Recorded data
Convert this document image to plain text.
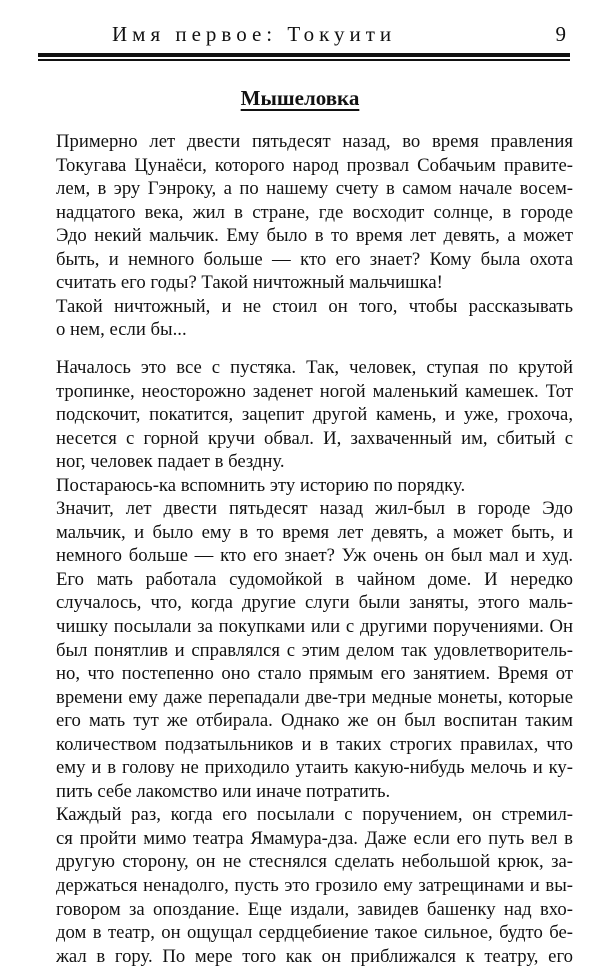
Имя первое: Токуити	9
Мышеловка
Примерно лет двести пятьдесят назад, во время правления
Токугава Цунаёси, которого народ прозвал Собачьим правите-
лем, в эру Гэнроку, а по нашему счету в самом начале восем-
надцатого века, жил в стране, где восходит солнце, в городе
Эдо некий мальчик. Ему было в то время лет девять, а может
быть, и немного больше — кто его знает? Кому была охота
считать его годы? Такой ничтожный мальчишка!
Такой ничтожный, и не стоил он того, чтобы рассказывать
о нем, если бы...
Началось это все с пустяка. Так, человек, ступая по крутой
тропинке, неосторожно заденет ногой маленький камешек. Тот
подскочит, покатится, зацепит другой камень, и уже, грохоча,
несется с горной кручи обвал. И, захваченный им, сбитый с
ног, человек падает в бездну.
Постараюсь-ка вспомнить эту историю по порядку.
Значит, лет двести пятьдесят назад жил-был в городе Эдо
мальчик, и было ему в то время лет девять, а может быть, и
немного больше — кто его знает? Уж очень он был мал и худ.
Его мать работала судомойкой в чайном доме. И нередко
случалось, что, когда другие слуги были заняты, этого маль-
чишку посылали за покупками или с другими поручениями. Он
был понятлив и справлялся с этим делом так удовлетворитель-
но, что постепенно оно стало прямым его занятием. Время от
времени ему даже перепадали две-три медные монеты, которые
его мать тут же отбирала. Однако же он был воспитан таким
количеством подзатыльников и в таких строгих правилах, что
ему и в голову не приходило утаить какую-нибудь мелочь и ку-
пить себе лакомство или иначе потратить.
Каждый раз, когда его посылали с поручением, он стремил-
ся пройти мимо театра Ямамура-дза. Даже если его путь вел в
другую сторону, он не стеснялся сделать небольшой крюк, за-
держаться ненадолго, пусть это грозило ему затрещинами и вы-
говором за опоздание. Еще издали, завидев башенку над вхо-
дом в театр, он ощущал сердцебиение такое сильное, будто бе-
жал в гору. По мере того как он приближался к театру, его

**What is needed**:
Print each line of the material above exactly, with the pictures removed from your copy.

**Exercise result**:
Convert this document image to plain text.
Имя первое: Токуити	9
Мышеловка
Примерно лет двести пятьдесят назад, во время правления
Токугава Цунаёси, которого народ прозвал Собачьим правите-
лем, в эру Гэнроку, а по нашему счету в самом начале восем-
надцатого века, жил в стране, где восходит солнце, в городе
Эдо некий мальчик. Ему было в то время лет девять, а может
быть, и немного больше — кто его знает? Кому была охота
считать его годы? Такой ничтожный мальчишка!
Такой ничтожный, и не стоил он того, чтобы рассказывать
о нем, если бы...
Началось это все с пустяка. Так, человек, ступая по крутой
тропинке, неосторожно заденет ногой маленький камешек. Тот
подскочит, покатится, зацепит другой камень, и уже, грохоча,
несется с горной кручи обвал. И, захваченный им, сбитый с
ног, человек падает в бездну.
Постараюсь-ка вспомнить эту историю по порядку.
Значит, лет двести пятьдесят назад жил-был в городе Эдо
мальчик, и было ему в то время лет девять, а может быть, и
немного больше — кто его знает? Уж очень он был мал и худ.
Его мать работала судомойкой в чайном доме. И нередко
случалось, что, когда другие слуги были заняты, этого маль-
чишку посылали за покупками или с другими поручениями. Он
был понятлив и справлялся с этим делом так удовлетворитель-
но, что постепенно оно стало прямым его занятием. Время от
времени ему даже перепадали две-три медные монеты, которые
его мать тут же отбирала. Однако же он был воспитан таким
количеством подзатыльников и в таких строгих правилах, что
ему и в голову не приходило утаить какую-нибудь мелочь и ку-
пить себе лакомство или иначе потратить.
Каждый раз, когда его посылали с поручением, он стремил-
ся пройти мимо театра Ямамура-дза. Даже если его путь вел в
другую сторону, он не стеснялся сделать небольшой крюк, за-
держаться ненадолго, пусть это грозило ему затрещинами и вы-
говором за опоздание. Еще издали, завидев башенку над вхо-
дом в театр, он ощущал сердцебиение такое сильное, будто бе-
жал в гору. По мере того как он приближался к театру, его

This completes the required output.